Simple and Effective Specialized
Representations for Fair Classifiers

1. Human Inspired Technology Research Center, University of Padua (Padova), Italy
2. Department of Information Engineering, University of Padua (Padova), Italy

* Equal contribution


Proceedings of the 39th Annual Conference on Neural Information Processing Systems (Neurips), San Diego, California, 2025.


            
    @inproceedings{SinigagliaSartorCecconSusto2025,
        author    = {Alberto Sinigaglia and Davide Sartor and Marina Ceccon and Gian Antonio Susto},
        title     = {Simple and Effective Specialized Representations for Fair Classifiers},
        booktitle = {Advances in Neural Information Processing Systems (NeurIPS)},
        year      = {2025},
    }
          

TL;DR

  1. We learn specialized fair representations without adversarial training using a Characteristic Function Distance penalty (FmCF).
  2. We introduce a simpler, classifier-focused variant (FmSS) that matches first/second moments and yields provable guarantees for logistic downstream models.
  3. Across standard fairness benchmarks, our methods match or surpass prior work on accuracy while reducing sensitive-attribute leakage.
Overview of the proposed approach

Abstract

Fair classification is a critical challenge that has gained increasing importance due to international regulations and its growing use in high-stakes decision-making settings. Existing methods often rely on adversarial learning or distribution matching across sensitive groups; however, adversarial learning can be unstable, and distribution matching can be computationally intensive. To address these limitations, we propose a novel approach based on the characteristic function distance. Our method ensures that the learned representation contains minimal sensitive information while maintaining high effectiveness for downstream tasks. By utilizing characteristic functions, we achieve a more stable and efficient solution compared to traditional methods. Additionally, we introduce a simple relaxation of the objective function that guarantees fairness in common classification models with no performance degradation. Experimental results on benchmark datasets demonstrate that our approach consistently matches or achieves better fairness and predictive accuracy than existing methods. Moreover, our method maintains robustness and computational efficiency, making it a practical solution for real-world applications.

| Work instruction A |
Answer these questions about the page on fair classifiers above:
(i) In which city was the conference that published these proceedings held?
(ii) What is the simpler, classifier-focused variant called?
(iii) According to the abstract, what drawback can distribution matching have?
| Work instruction B |
How would you render this sentence from the page on fair classifiers above in Spanish: "By utilizing characteristic functions, we achieve a more stable and efficient solution compared to traditional methods."
| Work instruction C |
Print the part of the page on fair classifiers above between "2. We introduce" and "reducing sensitive-attribute leakage.", inclusive.

| Data provided |
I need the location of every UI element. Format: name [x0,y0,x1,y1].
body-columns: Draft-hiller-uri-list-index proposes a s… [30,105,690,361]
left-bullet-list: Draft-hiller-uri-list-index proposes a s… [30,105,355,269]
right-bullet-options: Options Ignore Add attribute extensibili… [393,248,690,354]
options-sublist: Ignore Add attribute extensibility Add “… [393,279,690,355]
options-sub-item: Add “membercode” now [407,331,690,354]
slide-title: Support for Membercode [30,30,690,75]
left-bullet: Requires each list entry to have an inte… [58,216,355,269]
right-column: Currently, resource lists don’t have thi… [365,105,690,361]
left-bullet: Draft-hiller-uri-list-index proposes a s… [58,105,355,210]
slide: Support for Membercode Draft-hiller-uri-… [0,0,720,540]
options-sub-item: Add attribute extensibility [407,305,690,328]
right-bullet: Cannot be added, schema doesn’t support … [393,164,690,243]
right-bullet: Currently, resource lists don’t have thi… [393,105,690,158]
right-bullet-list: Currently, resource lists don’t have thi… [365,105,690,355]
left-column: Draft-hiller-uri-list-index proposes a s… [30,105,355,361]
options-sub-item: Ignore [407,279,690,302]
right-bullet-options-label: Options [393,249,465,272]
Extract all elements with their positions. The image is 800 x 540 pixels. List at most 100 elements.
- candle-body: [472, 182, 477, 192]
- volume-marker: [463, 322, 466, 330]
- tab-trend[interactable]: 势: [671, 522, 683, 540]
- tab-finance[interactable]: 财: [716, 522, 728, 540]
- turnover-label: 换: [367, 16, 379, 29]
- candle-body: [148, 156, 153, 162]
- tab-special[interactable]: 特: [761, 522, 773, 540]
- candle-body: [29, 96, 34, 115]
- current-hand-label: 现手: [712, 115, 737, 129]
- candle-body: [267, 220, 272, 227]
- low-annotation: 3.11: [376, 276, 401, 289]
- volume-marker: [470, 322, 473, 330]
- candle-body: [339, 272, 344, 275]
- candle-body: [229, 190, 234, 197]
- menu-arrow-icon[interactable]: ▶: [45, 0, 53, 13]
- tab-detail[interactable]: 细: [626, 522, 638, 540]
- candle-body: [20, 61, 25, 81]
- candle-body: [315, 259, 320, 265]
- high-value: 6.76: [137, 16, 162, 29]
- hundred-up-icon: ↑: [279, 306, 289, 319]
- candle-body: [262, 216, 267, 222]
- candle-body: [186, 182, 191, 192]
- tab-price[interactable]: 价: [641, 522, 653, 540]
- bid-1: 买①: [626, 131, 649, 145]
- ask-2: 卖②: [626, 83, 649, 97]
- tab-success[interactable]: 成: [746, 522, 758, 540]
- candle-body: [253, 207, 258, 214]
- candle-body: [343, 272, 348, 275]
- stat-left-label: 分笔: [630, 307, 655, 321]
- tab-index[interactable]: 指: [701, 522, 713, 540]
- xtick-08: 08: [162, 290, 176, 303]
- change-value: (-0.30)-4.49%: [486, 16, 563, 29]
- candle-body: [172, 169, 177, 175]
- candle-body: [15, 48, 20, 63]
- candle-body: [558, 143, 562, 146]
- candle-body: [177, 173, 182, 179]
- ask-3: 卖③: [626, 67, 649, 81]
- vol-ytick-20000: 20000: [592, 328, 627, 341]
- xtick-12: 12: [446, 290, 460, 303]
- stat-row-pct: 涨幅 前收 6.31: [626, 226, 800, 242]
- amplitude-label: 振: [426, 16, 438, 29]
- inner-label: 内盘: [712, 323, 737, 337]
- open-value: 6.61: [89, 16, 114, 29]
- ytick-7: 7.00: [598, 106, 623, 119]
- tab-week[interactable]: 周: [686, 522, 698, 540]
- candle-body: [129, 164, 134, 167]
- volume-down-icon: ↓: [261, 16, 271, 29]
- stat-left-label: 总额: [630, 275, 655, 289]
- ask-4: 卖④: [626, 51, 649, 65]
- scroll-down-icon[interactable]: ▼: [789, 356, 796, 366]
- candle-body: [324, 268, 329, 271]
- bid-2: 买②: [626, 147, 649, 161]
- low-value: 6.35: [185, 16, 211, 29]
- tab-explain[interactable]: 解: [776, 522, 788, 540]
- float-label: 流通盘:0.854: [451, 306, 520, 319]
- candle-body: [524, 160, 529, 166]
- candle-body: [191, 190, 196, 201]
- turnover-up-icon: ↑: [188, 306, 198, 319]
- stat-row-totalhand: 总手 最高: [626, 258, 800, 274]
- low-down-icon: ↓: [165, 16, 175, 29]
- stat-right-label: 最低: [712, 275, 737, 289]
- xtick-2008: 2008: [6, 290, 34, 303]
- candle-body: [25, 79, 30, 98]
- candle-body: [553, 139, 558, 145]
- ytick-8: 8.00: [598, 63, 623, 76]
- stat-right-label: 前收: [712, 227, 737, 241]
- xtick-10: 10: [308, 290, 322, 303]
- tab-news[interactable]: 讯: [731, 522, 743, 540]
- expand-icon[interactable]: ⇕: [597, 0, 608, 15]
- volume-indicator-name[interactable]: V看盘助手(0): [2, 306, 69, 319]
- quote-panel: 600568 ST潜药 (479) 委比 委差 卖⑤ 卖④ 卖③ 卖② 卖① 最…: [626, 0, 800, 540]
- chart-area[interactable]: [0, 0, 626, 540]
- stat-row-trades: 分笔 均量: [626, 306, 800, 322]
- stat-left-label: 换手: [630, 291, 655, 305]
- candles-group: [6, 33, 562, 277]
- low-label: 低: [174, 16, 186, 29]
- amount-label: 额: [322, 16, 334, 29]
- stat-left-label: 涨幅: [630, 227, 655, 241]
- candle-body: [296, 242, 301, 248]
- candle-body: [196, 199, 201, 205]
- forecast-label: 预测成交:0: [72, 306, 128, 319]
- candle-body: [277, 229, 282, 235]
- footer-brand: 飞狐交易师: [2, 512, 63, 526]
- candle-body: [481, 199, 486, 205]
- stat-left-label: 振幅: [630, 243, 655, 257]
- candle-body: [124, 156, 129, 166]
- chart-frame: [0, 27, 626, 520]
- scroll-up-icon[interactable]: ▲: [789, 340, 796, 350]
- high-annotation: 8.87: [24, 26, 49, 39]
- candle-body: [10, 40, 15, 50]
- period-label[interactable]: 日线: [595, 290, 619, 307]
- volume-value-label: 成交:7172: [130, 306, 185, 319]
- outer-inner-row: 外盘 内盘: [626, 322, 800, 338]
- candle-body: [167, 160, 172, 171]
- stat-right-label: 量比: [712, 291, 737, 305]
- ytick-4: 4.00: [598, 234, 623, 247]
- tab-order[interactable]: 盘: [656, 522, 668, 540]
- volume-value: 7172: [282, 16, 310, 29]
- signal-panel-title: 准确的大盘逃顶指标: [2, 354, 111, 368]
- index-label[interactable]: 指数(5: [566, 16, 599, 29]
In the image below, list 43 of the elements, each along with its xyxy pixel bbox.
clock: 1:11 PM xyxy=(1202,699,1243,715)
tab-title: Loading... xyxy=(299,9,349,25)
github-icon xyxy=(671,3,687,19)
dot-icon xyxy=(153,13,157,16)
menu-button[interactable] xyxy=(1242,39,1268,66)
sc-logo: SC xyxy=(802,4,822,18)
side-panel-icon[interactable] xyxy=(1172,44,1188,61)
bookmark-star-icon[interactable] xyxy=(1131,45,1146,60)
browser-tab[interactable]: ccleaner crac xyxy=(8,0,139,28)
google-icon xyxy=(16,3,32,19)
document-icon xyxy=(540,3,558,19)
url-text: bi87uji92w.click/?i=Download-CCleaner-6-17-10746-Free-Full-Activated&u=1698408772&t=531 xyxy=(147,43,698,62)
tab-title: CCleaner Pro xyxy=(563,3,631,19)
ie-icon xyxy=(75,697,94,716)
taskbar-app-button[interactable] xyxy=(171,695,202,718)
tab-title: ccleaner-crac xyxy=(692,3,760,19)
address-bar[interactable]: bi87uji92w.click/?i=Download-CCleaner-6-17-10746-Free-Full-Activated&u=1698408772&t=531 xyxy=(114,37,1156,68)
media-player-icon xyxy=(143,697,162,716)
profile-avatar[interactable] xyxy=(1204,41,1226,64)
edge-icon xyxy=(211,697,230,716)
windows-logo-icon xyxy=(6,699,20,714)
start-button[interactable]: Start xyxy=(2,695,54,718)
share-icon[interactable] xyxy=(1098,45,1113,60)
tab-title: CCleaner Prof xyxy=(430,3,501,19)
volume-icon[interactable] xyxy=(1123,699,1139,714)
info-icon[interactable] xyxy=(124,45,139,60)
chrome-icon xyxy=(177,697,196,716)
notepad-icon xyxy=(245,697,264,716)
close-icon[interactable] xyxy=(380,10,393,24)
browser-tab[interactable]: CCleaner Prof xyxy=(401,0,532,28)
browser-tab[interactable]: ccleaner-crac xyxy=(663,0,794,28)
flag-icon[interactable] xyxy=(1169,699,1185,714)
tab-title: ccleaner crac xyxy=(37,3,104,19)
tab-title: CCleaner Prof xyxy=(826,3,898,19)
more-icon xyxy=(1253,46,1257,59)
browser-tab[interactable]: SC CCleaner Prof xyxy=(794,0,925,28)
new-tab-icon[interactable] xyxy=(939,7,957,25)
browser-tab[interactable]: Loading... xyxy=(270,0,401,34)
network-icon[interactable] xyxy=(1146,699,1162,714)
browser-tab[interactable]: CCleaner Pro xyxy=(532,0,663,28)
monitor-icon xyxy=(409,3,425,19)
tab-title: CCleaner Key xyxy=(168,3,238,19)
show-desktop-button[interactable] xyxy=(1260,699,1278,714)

| Task answer A |
(i) San Diego, California
(ii) FmSS
(iii) It can be computationally intensive.

| Task answer B |
Al utilizar funciones características, logramos una solución más estable y eficiente en comparación con los métodos tradicionales.

| Task answer C |
2. We introduce a simpler, classifier-focused variant (FmSS) that matches first/second moments and yields provable guarantees for logistic downstream models.
  3. Across standard fairness benchmarks, our methods match or surpass prior work on accuracy while reducing sensitive-attribute leakage.